→ WHAT YOU HAVE TO DO
Filter these entries so that only lines with the word "name" remain.

→ LISTED RECORDS
┌──
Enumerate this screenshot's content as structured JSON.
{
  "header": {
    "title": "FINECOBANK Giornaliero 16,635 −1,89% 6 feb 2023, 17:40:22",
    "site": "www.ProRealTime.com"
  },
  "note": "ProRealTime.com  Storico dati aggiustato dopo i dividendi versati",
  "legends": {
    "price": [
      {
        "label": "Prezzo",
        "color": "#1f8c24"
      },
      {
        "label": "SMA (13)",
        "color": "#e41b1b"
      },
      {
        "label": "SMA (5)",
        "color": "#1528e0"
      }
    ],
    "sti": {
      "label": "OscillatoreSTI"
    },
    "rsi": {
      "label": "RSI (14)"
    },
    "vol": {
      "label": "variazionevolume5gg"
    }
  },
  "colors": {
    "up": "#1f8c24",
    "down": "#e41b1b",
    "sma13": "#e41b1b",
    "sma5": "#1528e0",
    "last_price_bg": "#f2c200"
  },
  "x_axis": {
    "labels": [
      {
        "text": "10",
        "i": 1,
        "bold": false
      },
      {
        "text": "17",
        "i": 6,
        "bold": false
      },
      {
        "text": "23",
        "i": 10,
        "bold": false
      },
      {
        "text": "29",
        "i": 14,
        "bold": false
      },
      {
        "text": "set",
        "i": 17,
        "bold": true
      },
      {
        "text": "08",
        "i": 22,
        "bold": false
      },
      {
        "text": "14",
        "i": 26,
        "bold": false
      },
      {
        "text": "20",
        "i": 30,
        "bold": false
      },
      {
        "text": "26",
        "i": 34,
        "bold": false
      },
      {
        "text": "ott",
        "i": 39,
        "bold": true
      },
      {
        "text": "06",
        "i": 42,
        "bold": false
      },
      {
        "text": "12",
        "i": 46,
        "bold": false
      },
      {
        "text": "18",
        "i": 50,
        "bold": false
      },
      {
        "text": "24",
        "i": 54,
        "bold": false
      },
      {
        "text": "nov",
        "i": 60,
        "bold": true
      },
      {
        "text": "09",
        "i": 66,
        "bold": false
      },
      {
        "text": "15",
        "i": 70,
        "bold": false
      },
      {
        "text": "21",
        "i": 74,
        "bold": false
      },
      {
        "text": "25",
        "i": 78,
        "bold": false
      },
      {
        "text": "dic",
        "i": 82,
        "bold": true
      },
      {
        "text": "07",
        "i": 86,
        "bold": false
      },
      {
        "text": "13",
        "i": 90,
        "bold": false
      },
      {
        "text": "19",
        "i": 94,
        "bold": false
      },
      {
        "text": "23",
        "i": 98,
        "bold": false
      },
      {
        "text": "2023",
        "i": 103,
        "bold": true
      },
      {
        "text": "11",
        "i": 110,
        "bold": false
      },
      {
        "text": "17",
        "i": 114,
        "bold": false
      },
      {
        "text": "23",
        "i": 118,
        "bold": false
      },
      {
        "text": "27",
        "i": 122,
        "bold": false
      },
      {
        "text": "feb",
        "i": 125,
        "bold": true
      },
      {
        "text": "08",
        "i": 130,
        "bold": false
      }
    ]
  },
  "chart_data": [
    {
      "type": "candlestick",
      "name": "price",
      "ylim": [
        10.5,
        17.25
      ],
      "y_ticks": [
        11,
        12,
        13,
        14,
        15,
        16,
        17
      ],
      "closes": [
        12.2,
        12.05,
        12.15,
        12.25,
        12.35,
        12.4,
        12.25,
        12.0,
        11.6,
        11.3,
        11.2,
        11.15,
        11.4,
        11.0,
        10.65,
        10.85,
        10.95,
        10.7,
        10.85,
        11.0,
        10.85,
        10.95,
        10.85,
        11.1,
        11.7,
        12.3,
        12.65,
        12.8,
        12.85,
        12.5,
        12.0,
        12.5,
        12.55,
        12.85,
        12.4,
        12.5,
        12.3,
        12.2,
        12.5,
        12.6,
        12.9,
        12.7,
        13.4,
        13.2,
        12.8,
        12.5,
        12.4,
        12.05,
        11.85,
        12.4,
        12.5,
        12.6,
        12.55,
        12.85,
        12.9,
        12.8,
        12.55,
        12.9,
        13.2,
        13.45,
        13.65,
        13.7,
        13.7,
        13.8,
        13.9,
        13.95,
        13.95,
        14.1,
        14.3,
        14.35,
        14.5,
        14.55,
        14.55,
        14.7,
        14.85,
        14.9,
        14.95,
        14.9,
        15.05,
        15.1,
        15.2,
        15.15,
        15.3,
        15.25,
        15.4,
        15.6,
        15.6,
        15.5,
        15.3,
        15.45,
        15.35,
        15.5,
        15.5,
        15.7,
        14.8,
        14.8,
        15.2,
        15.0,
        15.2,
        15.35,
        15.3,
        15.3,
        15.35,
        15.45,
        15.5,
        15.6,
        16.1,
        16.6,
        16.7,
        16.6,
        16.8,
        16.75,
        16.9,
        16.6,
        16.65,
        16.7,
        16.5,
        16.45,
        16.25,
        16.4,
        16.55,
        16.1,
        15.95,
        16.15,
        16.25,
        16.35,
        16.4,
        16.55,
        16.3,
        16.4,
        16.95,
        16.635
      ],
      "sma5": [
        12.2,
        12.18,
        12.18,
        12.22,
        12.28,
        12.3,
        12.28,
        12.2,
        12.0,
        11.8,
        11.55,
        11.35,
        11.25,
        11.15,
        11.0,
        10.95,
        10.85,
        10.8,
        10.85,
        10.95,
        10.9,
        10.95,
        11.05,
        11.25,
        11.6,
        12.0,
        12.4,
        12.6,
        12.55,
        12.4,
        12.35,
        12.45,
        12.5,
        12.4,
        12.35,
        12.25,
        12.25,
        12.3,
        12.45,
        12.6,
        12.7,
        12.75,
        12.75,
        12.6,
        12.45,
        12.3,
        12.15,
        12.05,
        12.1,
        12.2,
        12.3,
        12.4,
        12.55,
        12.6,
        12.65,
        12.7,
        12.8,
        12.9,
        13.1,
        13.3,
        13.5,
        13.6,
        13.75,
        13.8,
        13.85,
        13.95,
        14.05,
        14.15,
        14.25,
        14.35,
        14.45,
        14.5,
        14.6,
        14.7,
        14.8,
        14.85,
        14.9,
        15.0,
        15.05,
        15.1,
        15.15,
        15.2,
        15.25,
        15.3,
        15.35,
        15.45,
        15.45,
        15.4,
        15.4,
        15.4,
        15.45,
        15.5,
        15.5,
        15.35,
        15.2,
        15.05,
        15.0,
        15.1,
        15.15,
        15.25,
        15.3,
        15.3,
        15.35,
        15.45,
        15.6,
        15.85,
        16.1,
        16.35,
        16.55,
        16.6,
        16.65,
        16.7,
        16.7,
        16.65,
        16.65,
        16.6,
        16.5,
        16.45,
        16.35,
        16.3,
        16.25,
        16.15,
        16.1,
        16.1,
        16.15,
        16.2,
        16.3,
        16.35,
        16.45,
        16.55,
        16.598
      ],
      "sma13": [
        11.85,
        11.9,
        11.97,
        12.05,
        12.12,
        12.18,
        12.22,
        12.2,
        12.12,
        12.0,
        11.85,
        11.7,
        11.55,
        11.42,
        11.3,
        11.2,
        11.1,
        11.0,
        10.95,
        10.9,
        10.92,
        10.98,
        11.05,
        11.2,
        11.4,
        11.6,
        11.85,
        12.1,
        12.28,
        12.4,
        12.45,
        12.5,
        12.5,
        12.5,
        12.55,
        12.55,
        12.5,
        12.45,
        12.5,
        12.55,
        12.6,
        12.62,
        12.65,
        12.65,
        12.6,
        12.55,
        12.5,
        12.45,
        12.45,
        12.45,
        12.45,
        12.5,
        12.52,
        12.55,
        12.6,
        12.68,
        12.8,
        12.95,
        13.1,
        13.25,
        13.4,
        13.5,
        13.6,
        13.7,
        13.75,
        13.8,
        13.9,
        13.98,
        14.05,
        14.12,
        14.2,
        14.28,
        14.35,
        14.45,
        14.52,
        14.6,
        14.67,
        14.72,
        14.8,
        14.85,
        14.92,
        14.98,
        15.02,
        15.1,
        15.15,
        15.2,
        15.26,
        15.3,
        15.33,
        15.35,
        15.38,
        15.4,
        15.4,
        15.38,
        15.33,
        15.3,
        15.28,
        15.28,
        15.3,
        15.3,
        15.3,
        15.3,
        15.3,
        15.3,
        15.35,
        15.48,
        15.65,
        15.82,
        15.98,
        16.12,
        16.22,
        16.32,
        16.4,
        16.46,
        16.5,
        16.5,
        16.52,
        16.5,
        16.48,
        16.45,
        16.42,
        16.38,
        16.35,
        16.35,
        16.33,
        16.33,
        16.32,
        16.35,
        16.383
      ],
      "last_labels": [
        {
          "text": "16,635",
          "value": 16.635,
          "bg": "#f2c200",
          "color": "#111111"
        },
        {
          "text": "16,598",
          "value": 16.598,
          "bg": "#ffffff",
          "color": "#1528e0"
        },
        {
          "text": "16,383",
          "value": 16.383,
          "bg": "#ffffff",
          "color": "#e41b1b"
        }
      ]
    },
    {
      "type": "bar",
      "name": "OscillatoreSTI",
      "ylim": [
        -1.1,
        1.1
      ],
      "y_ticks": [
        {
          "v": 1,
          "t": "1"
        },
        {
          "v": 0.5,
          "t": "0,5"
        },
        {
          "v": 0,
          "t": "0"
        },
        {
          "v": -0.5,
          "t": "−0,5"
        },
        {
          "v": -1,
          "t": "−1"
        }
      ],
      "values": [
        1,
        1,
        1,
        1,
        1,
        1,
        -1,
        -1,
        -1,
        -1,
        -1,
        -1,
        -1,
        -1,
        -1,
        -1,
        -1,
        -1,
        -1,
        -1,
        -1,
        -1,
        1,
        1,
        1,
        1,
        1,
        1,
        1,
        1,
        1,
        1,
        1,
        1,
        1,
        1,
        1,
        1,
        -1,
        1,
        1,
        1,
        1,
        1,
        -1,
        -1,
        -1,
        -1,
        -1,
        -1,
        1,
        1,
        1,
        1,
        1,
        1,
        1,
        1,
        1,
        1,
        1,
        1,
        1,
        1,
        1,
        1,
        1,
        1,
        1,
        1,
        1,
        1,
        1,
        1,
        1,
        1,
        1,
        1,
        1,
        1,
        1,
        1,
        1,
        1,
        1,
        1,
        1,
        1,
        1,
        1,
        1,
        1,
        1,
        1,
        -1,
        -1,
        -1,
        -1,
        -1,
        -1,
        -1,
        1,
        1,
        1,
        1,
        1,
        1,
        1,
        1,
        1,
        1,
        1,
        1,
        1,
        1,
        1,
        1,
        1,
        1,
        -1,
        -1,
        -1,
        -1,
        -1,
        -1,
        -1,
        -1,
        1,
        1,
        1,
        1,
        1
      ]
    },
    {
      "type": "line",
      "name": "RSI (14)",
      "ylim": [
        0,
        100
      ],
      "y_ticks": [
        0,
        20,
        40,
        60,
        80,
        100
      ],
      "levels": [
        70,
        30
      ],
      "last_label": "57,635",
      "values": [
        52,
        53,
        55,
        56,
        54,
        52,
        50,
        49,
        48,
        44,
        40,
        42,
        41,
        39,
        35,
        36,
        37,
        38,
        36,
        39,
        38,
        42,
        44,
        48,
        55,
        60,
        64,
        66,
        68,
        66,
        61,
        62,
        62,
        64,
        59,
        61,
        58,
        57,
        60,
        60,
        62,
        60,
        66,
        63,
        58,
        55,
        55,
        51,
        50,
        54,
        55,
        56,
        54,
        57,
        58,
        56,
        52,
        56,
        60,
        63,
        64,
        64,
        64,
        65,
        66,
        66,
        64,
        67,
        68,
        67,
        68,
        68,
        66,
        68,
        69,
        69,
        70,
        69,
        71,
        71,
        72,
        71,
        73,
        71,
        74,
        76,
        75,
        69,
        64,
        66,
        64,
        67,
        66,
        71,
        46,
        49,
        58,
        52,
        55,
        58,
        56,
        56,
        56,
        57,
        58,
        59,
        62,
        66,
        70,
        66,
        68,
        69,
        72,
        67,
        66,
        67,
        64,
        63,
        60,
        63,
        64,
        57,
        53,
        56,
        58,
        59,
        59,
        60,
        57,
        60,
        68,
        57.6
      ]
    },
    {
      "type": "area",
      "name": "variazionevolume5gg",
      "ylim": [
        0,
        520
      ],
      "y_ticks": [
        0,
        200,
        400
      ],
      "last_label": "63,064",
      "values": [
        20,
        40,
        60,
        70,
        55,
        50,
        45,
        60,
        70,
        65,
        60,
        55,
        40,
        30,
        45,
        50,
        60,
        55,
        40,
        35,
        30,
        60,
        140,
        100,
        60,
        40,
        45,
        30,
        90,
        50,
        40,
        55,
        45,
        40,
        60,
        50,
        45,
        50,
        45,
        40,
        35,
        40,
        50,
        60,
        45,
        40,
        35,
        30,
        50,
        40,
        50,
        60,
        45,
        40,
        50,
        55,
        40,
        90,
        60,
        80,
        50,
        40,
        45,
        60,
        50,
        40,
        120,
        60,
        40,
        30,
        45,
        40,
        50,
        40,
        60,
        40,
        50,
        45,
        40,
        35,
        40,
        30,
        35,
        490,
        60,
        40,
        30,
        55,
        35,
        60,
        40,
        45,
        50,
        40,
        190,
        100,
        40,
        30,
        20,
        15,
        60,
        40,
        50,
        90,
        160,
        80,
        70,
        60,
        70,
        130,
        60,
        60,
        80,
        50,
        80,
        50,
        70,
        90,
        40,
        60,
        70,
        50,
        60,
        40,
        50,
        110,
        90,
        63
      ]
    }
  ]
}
└──
→ TASK SOLUTION
      "name": "price",
      "name": "OscillatoreSTI",
      "name": "RSI (14)",
      "name": "variazionevolume5gg",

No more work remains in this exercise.